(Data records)
▬▬▬

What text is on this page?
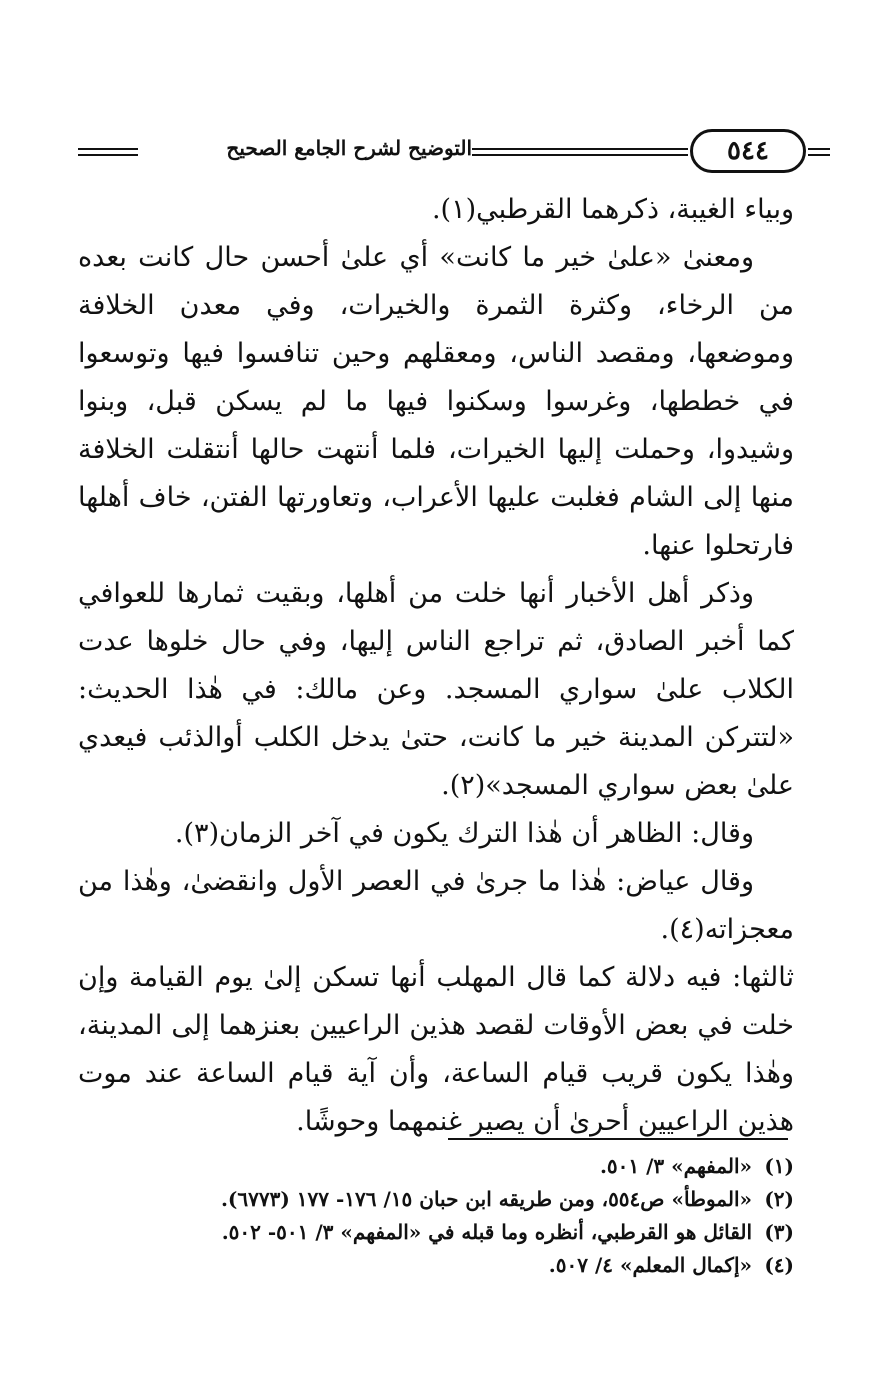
٥٤٤
التوضيح لشرح الجامع الصحيح

وبياء الغيبة، ذكرهما القرطبي(١).

ومعنىٰ «علىٰ خير ما كانت» أي علىٰ أحسن حال كانت بعده من الرخاء، وكثرة الثمرة والخيرات، وفي معدن الخلافة وموضعها، ومقصد الناس، ومعقلهم وحين تنافسوا فيها وتوسعوا في خططها، وغرسوا وسكنوا فيها ما لم يسكن قبل، وبنوا وشيدوا، وحملت إليها الخيرات، فلما أنتهت حالها أنتقلت الخلافة منها إلى الشام فغلبت عليها الأعراب، وتعاورتها الفتن، خاف أهلها فارتحلوا عنها.

وذكر أهل الأخبار أنها خلت من أهلها، وبقيت ثمارها للعوافي كما أخبر الصادق، ثم تراجع الناس إليها، وفي حال خلوها عدت الكلاب علىٰ سواري المسجد. وعن مالك: في هٰذا الحديث: «لتتركن المدينة خير ما كانت، حتىٰ يدخل الكلب أوالذئب فيعدي علىٰ بعض سواري المسجد»(٢).

وقال: الظاهر أن هٰذا الترك يكون في آخر الزمان(٣).

وقال عياض: هٰذا ما جرىٰ في العصر الأول وانقضىٰ، وهٰذا من معجزاته(٤).

ثالثها: فيه دلالة كما قال المهلب أنها تسكن إلىٰ يوم القيامة وإن خلت في بعض الأوقات لقصد هذين الراعيين بعنزهما إلى المدينة، وهٰذا يكون قريب قيام الساعة، وأن آية قيام الساعة عند موت هذين الراعيين أحرىٰ أن يصير غنمهما وحوشًا.

(١)«المفهم» ٣/ ٥٠١.

(٢)«الموطأ» ص٥٥٤، ومن طريقه ابن حبان ١٥/ ١٧٦- ١٧٧ (٦٧٧٣).

(٣)القائل هو القرطبي، أنظره وما قبله في «المفهم» ٣/ ٥٠١- ٥٠٢.

(٤)«إكمال المعلم» ٤/ ٥٠٧.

▬▬▬

* [Goal] What is the number of lines in the listing above that contain the string "يكون"? Give only the number.

* [The answer] 2